◆ **Task requirements**
Gather every line in the records below that contains the word "الله".

— Start Recorded information —

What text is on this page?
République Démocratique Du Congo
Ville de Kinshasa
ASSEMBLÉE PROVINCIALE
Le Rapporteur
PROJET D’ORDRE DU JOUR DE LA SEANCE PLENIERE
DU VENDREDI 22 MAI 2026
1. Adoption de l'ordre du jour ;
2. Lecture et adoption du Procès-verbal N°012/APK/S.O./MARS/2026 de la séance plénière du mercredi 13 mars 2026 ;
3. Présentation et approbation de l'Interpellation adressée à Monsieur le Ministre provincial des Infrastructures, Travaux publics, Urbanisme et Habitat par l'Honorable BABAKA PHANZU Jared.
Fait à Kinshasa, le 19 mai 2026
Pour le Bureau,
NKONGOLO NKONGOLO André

— End Recorded information —
— Start Recorded information —

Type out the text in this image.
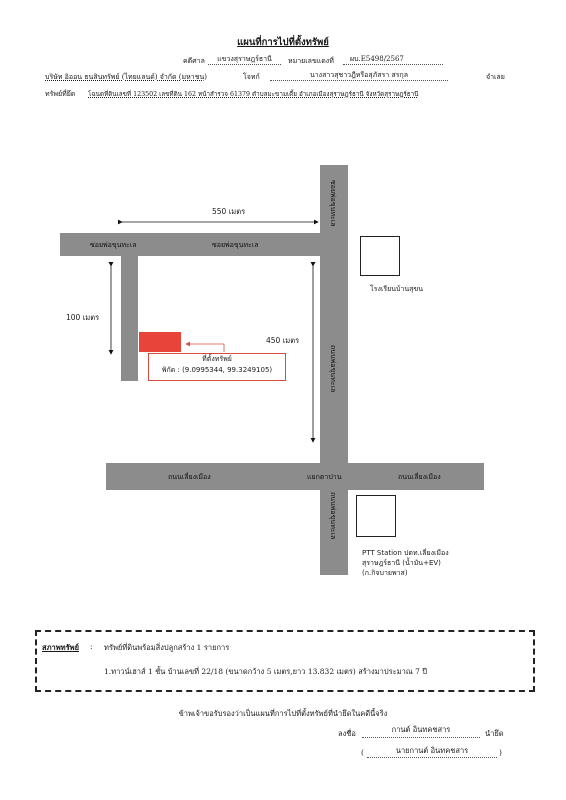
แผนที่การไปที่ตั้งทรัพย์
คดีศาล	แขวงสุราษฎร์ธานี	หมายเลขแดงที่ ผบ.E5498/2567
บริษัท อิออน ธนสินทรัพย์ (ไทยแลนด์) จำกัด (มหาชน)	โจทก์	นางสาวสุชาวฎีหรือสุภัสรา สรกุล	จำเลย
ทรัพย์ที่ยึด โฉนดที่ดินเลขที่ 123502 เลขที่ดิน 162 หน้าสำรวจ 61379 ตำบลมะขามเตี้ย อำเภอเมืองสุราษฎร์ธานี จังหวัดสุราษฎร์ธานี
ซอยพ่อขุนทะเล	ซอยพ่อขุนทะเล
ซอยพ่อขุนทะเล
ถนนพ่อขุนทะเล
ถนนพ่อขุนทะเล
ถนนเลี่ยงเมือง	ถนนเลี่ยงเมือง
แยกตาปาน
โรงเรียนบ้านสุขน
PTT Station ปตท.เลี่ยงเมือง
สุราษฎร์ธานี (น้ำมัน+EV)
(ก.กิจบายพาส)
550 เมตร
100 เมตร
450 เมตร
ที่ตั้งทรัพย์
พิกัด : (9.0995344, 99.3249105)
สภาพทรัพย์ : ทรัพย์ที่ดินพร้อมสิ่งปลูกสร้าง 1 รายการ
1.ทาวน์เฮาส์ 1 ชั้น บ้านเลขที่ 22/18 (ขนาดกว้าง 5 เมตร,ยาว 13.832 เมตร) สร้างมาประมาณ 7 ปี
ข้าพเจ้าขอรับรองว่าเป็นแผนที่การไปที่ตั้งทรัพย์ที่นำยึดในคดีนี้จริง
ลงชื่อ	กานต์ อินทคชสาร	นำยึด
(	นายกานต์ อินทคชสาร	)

— End Recorded information —
— Start Recorded information —

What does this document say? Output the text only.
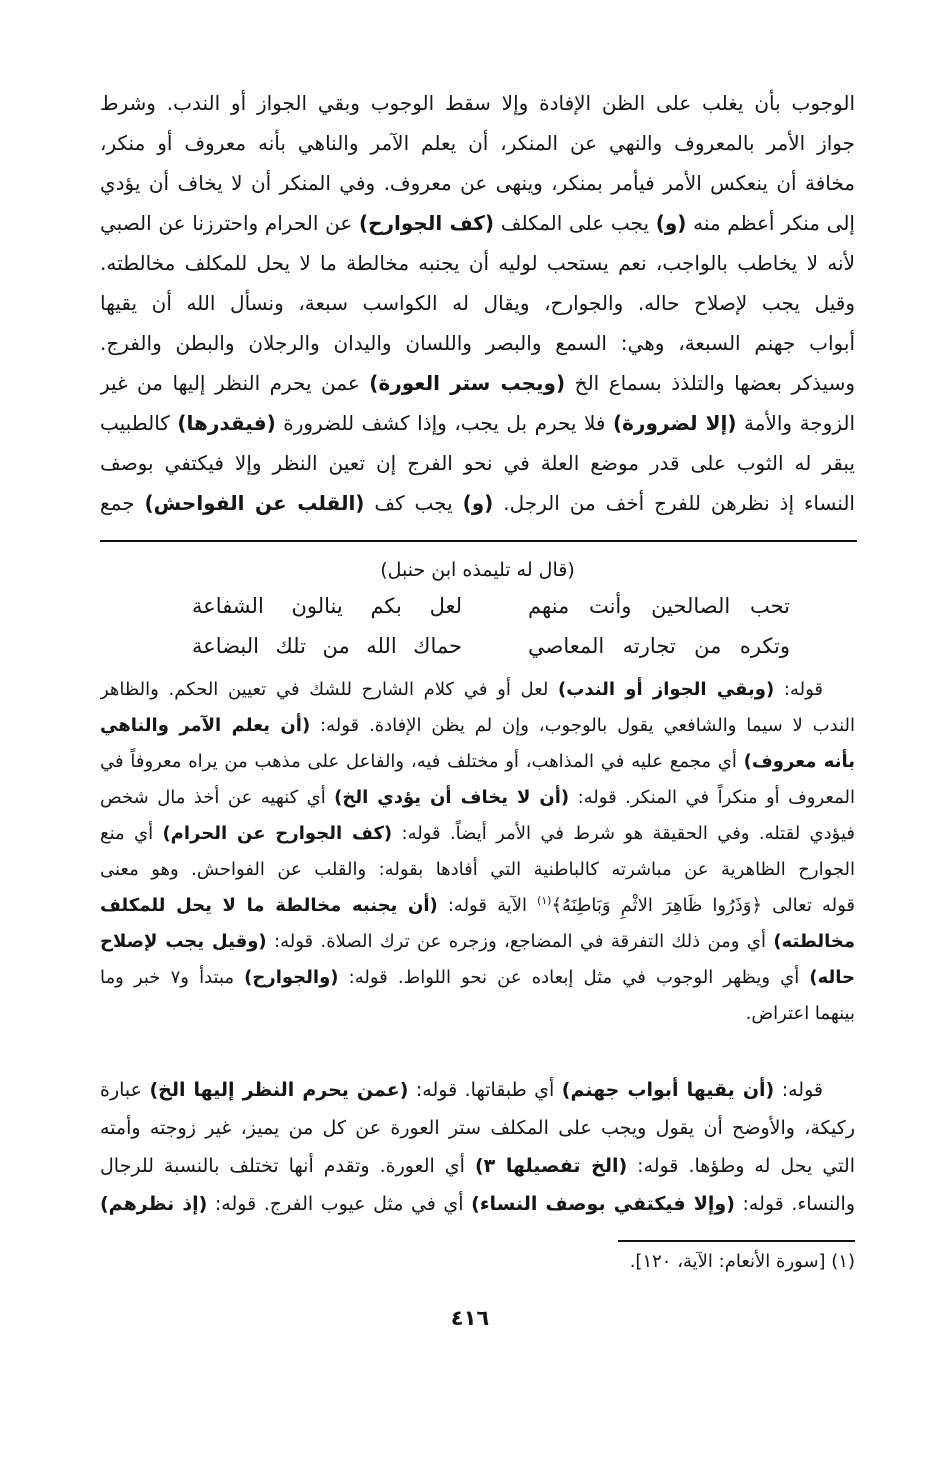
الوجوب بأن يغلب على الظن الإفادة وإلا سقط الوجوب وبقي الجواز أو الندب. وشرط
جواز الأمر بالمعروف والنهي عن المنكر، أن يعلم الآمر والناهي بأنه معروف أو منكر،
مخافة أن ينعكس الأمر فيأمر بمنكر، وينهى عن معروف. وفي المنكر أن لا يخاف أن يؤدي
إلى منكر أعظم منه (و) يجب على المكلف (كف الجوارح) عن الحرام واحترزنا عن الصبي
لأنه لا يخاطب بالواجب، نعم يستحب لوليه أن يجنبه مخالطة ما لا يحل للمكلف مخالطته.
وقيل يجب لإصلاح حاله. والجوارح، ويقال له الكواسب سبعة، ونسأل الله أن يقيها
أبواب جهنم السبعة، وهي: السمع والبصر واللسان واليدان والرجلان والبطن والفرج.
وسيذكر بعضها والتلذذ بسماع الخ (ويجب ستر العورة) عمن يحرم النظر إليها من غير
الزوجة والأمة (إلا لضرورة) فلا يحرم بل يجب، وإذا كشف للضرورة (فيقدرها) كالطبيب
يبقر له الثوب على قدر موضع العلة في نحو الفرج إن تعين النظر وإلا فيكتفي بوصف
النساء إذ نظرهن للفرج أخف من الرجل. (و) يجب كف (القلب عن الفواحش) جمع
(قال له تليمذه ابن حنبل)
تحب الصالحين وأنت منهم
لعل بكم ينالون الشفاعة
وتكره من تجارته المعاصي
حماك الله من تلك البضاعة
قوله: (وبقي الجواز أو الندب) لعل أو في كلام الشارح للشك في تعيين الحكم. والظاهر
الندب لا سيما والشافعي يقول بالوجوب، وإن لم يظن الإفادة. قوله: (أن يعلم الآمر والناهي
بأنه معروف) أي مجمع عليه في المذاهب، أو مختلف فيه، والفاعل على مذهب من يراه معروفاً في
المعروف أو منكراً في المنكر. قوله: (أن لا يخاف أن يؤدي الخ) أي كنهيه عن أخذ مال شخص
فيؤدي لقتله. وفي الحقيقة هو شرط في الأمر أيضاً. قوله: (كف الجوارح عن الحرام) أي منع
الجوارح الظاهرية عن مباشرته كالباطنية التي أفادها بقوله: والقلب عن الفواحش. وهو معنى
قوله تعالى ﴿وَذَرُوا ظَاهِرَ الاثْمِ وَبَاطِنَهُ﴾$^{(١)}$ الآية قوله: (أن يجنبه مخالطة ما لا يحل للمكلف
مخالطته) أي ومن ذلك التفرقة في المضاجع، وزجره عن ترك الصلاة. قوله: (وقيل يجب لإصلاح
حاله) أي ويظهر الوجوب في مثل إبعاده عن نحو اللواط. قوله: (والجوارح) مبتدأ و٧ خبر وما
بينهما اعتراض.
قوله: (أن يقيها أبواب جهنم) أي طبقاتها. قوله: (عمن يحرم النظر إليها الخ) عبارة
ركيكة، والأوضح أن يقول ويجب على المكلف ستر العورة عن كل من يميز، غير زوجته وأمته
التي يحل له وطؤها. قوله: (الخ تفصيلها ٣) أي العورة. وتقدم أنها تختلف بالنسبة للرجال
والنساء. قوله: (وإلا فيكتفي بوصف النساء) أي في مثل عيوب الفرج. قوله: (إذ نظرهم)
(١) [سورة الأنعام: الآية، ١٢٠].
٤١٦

— End Recorded information —

◆ **Answer to this task**
وقيل يجب لإصلاح حاله. والجوارح، ويقال له الكواسب سبعة، ونسأل الله أن يقيها
حماك الله من تلك البضاعة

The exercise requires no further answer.